**Work required:**
Write out each line from the data below that includes the word "обороні".

**Input data:**

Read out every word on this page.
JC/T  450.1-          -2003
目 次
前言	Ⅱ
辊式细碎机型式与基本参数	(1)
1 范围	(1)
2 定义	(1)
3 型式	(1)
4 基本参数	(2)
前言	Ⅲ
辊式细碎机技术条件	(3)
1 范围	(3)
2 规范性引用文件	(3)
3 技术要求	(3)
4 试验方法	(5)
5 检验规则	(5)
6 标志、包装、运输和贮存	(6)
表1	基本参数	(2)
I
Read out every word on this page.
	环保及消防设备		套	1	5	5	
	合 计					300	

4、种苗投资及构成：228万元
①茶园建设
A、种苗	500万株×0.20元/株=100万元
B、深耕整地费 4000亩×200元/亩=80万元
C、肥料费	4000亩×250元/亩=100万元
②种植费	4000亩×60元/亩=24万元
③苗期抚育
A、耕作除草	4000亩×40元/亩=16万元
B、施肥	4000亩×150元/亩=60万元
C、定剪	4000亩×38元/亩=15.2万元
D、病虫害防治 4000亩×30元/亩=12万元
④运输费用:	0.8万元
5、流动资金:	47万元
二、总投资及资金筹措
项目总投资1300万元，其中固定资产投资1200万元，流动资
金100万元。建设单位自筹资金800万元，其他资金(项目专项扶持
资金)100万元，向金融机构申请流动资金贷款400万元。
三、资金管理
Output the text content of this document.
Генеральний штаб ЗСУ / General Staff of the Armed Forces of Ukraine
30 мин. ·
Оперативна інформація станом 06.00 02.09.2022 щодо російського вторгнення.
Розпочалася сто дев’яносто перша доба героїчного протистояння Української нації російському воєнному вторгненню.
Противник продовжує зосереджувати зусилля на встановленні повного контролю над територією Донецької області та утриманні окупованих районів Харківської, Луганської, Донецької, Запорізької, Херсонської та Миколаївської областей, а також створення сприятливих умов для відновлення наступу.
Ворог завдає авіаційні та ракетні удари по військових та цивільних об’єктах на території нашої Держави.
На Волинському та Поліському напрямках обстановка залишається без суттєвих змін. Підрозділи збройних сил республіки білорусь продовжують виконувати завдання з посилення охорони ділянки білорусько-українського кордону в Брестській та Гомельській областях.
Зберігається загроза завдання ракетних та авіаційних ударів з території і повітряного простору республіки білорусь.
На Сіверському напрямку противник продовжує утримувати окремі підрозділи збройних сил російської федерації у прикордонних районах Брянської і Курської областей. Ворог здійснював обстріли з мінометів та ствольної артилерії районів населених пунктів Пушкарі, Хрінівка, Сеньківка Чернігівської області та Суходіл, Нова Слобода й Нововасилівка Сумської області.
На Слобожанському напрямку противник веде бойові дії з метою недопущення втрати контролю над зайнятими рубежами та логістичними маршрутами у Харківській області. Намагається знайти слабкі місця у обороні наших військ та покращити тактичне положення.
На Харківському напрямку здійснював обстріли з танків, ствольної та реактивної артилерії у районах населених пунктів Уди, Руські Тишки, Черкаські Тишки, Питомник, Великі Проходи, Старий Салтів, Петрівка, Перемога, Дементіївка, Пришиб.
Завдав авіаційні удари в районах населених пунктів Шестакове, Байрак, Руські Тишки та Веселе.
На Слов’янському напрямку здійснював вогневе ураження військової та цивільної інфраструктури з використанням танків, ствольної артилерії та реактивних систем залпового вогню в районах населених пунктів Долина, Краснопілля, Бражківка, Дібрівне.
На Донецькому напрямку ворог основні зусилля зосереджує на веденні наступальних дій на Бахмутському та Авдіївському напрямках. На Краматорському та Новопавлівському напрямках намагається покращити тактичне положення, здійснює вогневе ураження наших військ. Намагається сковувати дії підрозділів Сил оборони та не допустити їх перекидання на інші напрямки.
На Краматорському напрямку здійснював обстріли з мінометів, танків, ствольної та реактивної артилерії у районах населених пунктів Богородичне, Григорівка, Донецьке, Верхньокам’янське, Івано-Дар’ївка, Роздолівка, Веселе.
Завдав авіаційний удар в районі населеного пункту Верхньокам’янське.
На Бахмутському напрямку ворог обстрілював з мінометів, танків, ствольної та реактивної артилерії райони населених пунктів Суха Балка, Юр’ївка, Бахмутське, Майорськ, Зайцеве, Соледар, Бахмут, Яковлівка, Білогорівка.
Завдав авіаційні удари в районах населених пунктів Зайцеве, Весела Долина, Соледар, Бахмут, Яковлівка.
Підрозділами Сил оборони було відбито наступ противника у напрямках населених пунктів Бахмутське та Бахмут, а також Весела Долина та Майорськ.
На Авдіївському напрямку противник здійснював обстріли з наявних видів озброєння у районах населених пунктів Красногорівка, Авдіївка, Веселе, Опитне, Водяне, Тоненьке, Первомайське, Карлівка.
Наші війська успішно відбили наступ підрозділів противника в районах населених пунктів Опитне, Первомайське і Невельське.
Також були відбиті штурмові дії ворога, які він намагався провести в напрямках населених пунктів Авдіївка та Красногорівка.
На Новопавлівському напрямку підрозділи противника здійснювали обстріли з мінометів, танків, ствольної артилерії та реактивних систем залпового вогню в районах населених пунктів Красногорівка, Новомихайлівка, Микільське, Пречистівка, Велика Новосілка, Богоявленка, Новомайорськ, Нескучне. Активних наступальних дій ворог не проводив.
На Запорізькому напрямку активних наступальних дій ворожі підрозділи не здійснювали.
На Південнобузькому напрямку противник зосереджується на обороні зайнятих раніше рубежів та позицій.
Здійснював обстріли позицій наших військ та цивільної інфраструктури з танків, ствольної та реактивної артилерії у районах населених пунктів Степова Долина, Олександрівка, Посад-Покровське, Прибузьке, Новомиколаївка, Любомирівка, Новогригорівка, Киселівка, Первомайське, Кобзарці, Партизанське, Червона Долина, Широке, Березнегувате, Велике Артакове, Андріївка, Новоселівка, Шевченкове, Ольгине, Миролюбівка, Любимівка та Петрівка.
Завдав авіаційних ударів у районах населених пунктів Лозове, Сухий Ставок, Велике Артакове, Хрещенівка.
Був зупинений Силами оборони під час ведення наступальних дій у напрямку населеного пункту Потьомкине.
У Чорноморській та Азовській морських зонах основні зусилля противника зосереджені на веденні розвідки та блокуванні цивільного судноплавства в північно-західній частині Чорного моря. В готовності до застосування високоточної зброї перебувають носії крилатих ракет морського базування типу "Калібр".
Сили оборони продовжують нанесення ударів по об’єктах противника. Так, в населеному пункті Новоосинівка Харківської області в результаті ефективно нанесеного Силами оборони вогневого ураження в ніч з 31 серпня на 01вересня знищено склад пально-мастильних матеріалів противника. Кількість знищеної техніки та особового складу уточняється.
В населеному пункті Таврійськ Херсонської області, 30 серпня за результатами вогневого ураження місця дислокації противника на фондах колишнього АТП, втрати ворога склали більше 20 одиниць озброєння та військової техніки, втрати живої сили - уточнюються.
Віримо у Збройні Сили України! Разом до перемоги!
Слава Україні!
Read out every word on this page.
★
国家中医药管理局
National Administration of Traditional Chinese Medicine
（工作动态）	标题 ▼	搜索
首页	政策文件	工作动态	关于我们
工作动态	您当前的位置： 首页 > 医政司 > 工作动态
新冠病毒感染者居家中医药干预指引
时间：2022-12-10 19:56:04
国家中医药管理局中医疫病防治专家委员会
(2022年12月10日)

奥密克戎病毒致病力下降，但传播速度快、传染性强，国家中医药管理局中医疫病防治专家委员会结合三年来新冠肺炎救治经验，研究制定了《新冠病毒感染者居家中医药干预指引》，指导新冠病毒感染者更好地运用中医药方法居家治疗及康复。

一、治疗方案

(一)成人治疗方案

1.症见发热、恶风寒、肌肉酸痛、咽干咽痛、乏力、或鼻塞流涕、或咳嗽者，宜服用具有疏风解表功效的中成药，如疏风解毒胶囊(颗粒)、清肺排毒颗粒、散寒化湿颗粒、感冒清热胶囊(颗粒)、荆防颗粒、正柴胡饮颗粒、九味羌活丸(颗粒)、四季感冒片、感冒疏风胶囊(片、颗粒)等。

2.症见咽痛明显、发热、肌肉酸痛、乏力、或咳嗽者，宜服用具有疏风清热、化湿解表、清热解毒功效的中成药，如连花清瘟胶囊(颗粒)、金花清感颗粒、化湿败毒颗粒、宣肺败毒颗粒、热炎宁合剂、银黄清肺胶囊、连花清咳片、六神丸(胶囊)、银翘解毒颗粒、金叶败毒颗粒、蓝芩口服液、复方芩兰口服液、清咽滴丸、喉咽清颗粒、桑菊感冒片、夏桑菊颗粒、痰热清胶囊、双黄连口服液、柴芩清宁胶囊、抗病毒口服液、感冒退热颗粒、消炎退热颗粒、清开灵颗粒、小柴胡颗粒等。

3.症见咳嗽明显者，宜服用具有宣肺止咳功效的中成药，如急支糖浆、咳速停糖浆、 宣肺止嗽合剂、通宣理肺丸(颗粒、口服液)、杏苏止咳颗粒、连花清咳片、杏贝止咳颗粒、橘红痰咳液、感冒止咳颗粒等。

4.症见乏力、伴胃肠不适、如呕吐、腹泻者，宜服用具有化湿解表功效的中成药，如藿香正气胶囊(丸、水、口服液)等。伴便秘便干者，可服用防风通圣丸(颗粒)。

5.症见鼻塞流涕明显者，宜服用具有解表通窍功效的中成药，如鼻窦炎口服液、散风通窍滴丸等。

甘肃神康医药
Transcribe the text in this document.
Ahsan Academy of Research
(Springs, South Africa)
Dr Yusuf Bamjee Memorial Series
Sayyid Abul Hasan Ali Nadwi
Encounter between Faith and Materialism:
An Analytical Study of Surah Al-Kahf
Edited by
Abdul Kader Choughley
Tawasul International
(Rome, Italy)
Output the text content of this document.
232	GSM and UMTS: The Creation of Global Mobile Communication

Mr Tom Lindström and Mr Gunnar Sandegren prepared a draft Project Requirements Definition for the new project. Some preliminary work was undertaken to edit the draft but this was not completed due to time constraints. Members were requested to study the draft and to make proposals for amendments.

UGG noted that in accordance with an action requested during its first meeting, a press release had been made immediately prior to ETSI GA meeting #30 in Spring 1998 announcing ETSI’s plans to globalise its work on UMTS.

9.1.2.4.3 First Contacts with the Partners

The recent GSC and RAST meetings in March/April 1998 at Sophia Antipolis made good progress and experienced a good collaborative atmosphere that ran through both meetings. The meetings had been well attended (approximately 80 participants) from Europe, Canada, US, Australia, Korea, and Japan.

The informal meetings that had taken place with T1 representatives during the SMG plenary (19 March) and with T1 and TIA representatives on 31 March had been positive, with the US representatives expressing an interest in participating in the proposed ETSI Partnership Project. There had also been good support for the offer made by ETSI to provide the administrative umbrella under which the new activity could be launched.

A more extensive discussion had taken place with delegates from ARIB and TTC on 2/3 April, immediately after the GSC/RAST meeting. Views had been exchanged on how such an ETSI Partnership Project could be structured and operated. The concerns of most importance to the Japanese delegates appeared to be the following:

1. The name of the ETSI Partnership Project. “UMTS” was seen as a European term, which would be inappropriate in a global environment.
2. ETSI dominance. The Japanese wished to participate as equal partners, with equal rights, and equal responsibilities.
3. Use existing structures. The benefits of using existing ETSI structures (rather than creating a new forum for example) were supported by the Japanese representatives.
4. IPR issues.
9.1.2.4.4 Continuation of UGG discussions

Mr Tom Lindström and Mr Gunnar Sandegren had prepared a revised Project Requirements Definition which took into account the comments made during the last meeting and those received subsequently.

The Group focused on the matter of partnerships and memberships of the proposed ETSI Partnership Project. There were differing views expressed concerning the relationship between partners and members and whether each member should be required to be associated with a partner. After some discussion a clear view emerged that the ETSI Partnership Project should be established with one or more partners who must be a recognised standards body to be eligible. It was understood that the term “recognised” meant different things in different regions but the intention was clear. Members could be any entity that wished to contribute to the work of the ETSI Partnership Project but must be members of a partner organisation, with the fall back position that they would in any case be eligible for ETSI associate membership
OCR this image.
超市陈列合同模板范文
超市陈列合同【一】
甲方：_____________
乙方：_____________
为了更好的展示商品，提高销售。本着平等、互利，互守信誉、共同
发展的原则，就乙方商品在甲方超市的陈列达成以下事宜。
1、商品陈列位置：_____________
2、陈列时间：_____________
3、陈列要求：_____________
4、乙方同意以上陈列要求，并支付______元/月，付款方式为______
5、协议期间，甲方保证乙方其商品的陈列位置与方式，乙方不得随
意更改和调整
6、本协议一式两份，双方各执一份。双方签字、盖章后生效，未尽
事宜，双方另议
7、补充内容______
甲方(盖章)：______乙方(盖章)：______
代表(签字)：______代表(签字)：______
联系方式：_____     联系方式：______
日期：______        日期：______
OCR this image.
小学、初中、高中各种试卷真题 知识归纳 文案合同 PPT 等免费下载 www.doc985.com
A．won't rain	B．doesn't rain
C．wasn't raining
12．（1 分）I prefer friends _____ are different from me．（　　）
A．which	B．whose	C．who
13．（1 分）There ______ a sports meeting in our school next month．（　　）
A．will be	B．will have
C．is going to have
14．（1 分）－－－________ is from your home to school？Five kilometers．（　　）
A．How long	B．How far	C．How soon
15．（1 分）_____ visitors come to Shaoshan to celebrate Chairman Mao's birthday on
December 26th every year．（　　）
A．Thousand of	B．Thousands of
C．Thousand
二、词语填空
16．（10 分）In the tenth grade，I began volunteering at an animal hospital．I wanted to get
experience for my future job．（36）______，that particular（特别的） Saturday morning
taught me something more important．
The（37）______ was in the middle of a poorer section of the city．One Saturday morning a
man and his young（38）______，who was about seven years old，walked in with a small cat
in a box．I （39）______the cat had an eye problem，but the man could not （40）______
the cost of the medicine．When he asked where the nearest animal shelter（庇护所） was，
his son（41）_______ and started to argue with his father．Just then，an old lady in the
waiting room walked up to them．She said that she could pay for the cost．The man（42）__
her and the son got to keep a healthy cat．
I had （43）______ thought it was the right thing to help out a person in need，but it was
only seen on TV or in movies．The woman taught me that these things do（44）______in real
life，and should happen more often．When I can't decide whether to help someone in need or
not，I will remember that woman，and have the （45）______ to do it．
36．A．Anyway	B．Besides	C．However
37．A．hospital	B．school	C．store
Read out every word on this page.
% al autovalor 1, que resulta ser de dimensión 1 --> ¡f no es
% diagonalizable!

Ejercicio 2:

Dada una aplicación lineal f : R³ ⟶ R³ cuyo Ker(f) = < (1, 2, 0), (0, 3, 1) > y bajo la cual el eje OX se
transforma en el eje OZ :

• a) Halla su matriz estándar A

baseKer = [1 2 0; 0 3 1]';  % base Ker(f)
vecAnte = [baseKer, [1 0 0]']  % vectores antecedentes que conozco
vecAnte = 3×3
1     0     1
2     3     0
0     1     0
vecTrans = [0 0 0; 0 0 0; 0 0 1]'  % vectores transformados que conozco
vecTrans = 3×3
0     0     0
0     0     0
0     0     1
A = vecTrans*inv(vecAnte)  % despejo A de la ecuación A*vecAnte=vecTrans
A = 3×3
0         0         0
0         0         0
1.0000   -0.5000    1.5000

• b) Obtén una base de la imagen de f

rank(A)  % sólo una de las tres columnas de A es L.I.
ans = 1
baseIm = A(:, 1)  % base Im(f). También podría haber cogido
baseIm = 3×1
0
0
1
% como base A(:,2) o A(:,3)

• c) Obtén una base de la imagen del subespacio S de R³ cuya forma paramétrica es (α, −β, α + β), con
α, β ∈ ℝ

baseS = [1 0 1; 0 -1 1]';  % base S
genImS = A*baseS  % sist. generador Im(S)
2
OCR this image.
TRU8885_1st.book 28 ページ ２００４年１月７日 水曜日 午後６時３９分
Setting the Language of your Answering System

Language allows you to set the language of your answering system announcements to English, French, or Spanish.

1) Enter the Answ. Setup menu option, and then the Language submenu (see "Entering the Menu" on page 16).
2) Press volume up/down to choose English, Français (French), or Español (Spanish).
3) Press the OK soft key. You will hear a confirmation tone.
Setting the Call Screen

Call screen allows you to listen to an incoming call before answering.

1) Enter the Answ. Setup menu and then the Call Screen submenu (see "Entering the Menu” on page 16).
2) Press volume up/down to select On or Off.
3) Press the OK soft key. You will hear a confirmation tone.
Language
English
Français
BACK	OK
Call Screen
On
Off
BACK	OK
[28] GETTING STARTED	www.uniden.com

**Result for this task:**
На Слобожанському напрямку противник веде бойові дії з метою недопущення втрати контролю над зайнятими рубежами та логістичними маршрутами у Харківській області. Намагається знайти слабкі місця у обороні наших військ та покращити тактичне положення.
На Південнобузькому напрямку противник зосереджується на обороні зайнятих раніше рубежів та позицій.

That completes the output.